Written task
Identify and reproduce every line holding the string "Rescue".

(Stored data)
--- --- ---
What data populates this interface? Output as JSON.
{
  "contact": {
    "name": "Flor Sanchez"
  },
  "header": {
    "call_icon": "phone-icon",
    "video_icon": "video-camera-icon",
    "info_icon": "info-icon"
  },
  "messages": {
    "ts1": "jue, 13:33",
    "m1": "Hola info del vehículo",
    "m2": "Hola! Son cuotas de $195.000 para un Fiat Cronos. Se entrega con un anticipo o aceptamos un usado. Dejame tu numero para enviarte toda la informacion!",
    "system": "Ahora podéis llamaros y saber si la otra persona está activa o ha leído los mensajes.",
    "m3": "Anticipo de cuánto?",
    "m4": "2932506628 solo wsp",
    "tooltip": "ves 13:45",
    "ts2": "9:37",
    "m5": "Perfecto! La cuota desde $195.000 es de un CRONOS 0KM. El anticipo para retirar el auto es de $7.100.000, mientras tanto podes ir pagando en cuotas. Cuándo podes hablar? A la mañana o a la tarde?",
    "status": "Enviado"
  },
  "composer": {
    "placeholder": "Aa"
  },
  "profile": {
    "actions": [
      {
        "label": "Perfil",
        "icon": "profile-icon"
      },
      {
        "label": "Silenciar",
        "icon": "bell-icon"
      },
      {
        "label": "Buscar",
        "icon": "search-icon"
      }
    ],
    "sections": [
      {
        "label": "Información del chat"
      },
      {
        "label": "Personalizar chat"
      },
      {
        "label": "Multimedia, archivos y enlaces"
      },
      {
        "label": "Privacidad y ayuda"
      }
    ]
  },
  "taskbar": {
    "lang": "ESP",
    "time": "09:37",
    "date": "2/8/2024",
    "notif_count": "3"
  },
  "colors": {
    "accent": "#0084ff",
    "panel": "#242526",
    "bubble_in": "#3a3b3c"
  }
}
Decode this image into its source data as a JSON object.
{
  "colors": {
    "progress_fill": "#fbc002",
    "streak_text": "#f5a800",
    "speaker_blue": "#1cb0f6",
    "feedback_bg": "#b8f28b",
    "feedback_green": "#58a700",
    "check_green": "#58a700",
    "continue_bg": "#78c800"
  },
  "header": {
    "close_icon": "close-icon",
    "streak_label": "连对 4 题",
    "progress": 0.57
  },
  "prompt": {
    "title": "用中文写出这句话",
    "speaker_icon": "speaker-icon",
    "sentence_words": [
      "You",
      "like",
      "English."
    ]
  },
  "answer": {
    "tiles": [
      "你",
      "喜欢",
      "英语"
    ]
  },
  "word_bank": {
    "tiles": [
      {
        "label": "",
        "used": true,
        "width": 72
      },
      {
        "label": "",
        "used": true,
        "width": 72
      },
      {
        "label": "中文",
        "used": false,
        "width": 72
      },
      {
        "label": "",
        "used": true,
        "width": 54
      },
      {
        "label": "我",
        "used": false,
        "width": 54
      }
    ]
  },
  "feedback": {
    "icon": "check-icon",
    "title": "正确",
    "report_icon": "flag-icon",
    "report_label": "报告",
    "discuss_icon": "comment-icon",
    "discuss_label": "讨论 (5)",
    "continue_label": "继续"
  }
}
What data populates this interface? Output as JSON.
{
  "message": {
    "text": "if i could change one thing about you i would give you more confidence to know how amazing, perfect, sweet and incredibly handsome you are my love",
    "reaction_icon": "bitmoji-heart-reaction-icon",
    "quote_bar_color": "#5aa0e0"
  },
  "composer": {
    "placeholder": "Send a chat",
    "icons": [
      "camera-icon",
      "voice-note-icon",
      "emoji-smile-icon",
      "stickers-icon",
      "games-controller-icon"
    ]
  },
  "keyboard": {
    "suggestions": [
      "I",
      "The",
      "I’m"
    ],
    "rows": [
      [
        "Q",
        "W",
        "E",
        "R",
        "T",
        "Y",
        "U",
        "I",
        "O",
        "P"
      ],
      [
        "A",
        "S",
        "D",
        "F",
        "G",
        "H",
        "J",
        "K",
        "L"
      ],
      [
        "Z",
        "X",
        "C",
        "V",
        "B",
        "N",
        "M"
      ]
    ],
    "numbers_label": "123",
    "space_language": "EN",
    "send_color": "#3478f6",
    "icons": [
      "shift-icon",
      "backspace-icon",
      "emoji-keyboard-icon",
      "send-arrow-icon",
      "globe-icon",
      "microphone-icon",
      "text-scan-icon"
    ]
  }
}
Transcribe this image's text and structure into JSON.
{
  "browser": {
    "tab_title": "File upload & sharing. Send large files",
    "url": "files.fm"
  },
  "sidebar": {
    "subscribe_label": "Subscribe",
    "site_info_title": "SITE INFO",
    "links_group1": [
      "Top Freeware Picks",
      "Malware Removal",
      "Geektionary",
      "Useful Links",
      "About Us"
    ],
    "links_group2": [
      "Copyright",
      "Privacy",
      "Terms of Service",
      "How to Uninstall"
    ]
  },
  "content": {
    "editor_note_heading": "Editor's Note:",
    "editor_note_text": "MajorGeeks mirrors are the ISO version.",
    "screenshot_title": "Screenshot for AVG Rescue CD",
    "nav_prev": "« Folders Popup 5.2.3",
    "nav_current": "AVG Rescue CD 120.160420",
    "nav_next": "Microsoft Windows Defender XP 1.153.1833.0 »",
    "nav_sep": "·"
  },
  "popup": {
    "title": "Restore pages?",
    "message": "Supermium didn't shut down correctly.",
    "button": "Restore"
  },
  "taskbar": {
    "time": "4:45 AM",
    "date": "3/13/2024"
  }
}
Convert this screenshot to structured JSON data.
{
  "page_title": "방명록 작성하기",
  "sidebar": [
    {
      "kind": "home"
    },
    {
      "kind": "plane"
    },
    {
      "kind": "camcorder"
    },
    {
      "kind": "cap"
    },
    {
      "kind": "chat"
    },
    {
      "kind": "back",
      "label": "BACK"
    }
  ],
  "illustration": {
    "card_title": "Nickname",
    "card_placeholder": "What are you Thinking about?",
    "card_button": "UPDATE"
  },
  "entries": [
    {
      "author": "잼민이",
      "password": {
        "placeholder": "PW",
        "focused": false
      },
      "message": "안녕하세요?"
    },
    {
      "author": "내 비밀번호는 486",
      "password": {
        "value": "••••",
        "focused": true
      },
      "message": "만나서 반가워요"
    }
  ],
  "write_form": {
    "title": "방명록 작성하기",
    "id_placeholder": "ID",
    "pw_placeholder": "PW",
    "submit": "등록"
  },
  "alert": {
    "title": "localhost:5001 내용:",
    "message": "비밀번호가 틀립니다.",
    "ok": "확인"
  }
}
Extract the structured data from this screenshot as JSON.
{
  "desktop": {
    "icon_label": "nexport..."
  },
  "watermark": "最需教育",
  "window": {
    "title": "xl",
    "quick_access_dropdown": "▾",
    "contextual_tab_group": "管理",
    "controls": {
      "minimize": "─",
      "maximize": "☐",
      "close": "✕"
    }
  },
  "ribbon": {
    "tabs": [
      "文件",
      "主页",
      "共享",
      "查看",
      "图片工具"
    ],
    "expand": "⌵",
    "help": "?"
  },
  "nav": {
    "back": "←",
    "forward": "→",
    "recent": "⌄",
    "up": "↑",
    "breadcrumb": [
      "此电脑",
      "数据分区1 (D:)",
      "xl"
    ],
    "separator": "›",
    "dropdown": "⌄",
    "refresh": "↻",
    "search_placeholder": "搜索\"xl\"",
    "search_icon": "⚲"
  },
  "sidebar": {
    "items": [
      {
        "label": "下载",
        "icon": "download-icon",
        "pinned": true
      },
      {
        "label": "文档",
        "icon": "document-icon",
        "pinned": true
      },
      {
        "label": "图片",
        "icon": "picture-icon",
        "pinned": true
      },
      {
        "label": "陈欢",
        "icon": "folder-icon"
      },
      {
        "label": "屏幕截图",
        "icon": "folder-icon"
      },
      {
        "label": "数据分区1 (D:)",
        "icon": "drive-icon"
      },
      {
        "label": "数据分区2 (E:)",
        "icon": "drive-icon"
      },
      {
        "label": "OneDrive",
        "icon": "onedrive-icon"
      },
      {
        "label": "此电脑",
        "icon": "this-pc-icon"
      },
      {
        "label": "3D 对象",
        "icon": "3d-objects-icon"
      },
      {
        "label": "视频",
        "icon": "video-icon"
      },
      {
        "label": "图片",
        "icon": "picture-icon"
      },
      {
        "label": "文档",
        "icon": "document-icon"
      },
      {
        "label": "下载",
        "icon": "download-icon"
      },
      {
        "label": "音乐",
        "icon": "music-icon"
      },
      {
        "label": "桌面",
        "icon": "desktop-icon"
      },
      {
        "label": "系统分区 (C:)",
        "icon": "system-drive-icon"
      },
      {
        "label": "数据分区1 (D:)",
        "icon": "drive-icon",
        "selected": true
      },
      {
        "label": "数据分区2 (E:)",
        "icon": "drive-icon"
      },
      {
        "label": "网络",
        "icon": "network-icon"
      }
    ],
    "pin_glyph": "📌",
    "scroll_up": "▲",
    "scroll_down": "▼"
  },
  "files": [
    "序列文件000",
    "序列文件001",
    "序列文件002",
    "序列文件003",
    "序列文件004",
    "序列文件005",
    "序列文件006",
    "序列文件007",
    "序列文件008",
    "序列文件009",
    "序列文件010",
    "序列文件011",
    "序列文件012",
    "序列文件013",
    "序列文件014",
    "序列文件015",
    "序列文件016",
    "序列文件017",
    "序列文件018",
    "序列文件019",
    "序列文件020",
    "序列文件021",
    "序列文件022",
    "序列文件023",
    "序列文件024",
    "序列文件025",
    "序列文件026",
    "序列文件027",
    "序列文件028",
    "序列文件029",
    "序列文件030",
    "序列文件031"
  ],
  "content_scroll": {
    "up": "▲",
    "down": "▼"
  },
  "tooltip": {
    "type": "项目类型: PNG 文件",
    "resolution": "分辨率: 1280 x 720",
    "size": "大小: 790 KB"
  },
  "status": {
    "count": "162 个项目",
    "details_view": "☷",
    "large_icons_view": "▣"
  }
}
--- --- ---
Output below
    "screenshot_title": "Screenshot for AVG Rescue CD",
    "nav_current": "AVG Rescue CD 120.160420",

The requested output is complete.